• Prompt:
Transcribe the records below exactly, leaving out any pictures.

• Given data:

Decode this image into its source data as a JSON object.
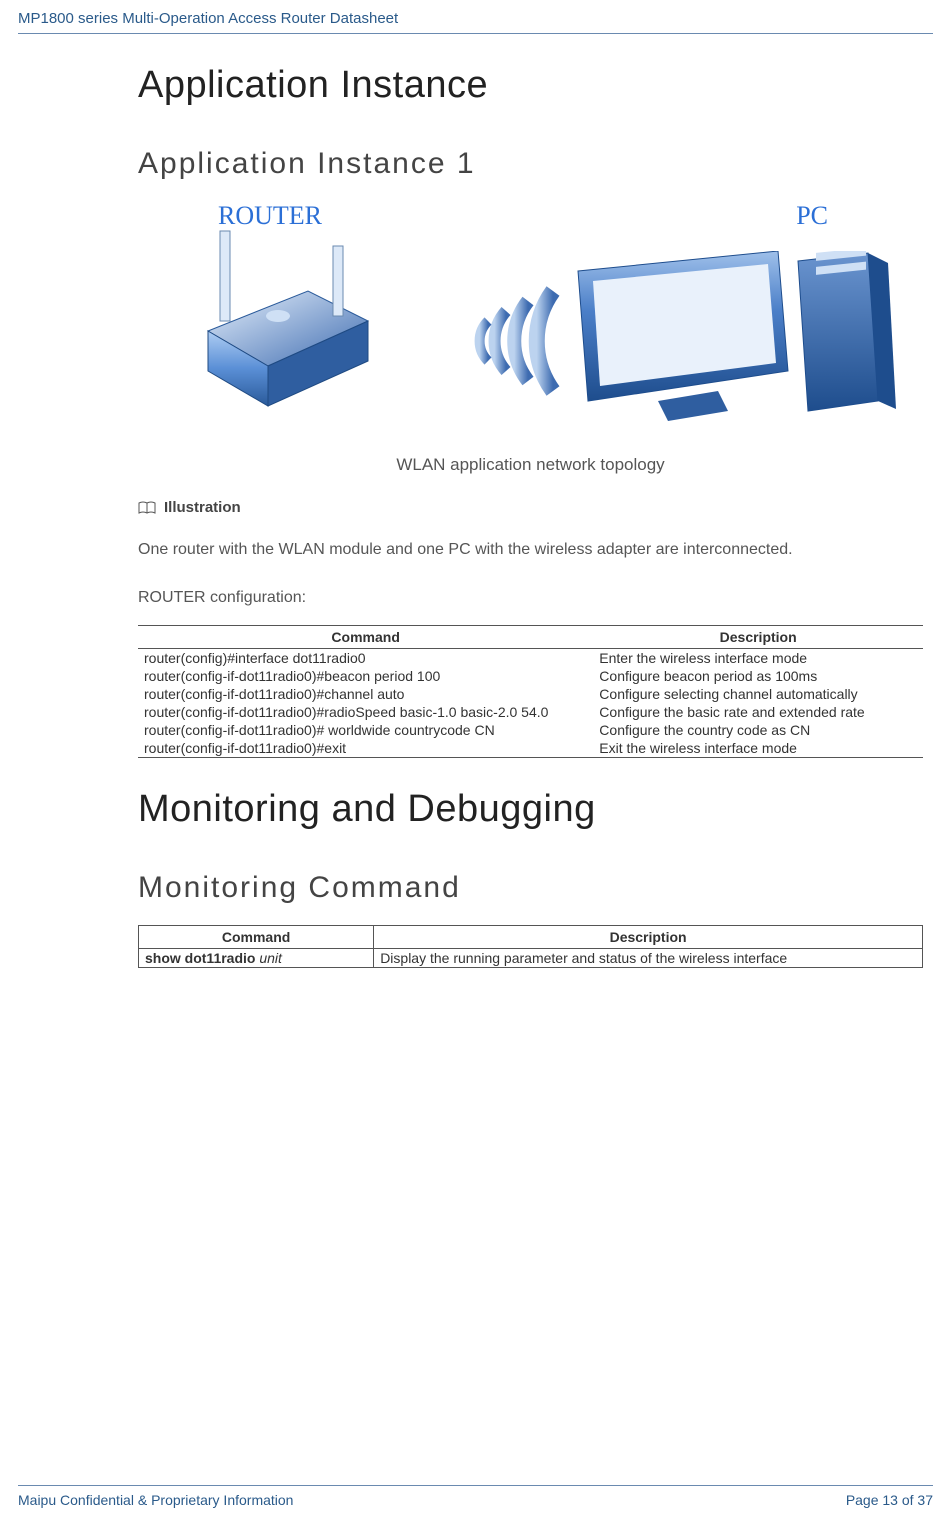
{
  "header": {
    "title": "MP1800 series Multi-Operation Access Router Datasheet"
  },
  "section1": "Application Instance",
  "subsection1": "Application Instance 1",
  "diagram": {
    "router_label": "ROUTER",
    "pc_label": "PC"
  },
  "caption1": "WLAN application network topology",
  "illustration_label": "Illustration",
  "para1": "One router with the WLAN module and one PC with the wireless adapter are interconnected.",
  "para2": "ROUTER configuration:",
  "table1": {
    "headers": [
      "Command",
      "Description"
    ],
    "rows": [
      {
        "cmd": "router(config)#interface dot11radio0",
        "desc": "Enter the wireless interface mode"
      },
      {
        "cmd": "router(config-if-dot11radio0)#beacon period 100",
        "desc": "Configure beacon period as 100ms"
      },
      {
        "cmd": "router(config-if-dot11radio0)#channel auto",
        "desc": "Configure selecting channel automatically"
      },
      {
        "cmd": "router(config-if-dot11radio0)#radioSpeed basic-1.0 basic-2.0 54.0",
        "desc": "Configure the basic rate and extended rate"
      },
      {
        "cmd": "router(config-if-dot11radio0)# worldwide countrycode CN",
        "desc": "Configure the country code as CN"
      },
      {
        "cmd": "router(config-if-dot11radio0)#exit",
        "desc": "Exit the wireless interface mode"
      }
    ]
  },
  "section2": "Monitoring and Debugging",
  "subsection2": "Monitoring Command",
  "table2": {
    "headers": [
      "Command",
      "Description"
    ],
    "rows": [
      {
        "cmd_bold": "show dot11radio ",
        "cmd_ital": "unit",
        "desc": "Display the running parameter and status of the wireless interface"
      }
    ]
  },
  "footer": {
    "left": "Maipu Confidential & Proprietary Information",
    "right": "Page 13 of 37"
  }
}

• Task response:
Decode this image into its source data as a JSON object.
{
  "header": {
    "title": "MP1800 series Multi-Operation Access Router Datasheet"
  },
  "section1": "Application Instance",
  "subsection1": "Application Instance 1",
  "diagram": {
    "router_label": "ROUTER",
    "pc_label": "PC"
  },
  "caption1": "WLAN application network topology",
  "illustration_label": "Illustration",
  "para1": "One router with the WLAN module and one PC with the wireless adapter are interconnected.",
  "para2": "ROUTER configuration:",
  "table1": {
    "headers": [
      "Command",
      "Description"
    ],
    "rows": [
      {
        "cmd": "router(config)#interface dot11radio0",
        "desc": "Enter the wireless interface mode"
      },
      {
        "cmd": "router(config-if-dot11radio0)#beacon period 100",
        "desc": "Configure beacon period as 100ms"
      },
      {
        "cmd": "router(config-if-dot11radio0)#channel auto",
        "desc": "Configure selecting channel automatically"
      },
      {
        "cmd": "router(config-if-dot11radio0)#radioSpeed basic-1.0 basic-2.0 54.0",
        "desc": "Configure the basic rate and extended rate"
      },
      {
        "cmd": "router(config-if-dot11radio0)# worldwide countrycode CN",
        "desc": "Configure the country code as CN"
      },
      {
        "cmd": "router(config-if-dot11radio0)#exit",
        "desc": "Exit the wireless interface mode"
      }
    ]
  },
  "section2": "Monitoring and Debugging",
  "subsection2": "Monitoring Command",
  "table2": {
    "headers": [
      "Command",
      "Description"
    ],
    "rows": [
      {
        "cmd_bold": "show dot11radio ",
        "cmd_ital": "unit",
        "desc": "Display the running parameter and status of the wireless interface"
      }
    ]
  },
  "footer": {
    "left": "Maipu Confidential & Proprietary Information",
    "right": "Page 13 of 37"
  }
}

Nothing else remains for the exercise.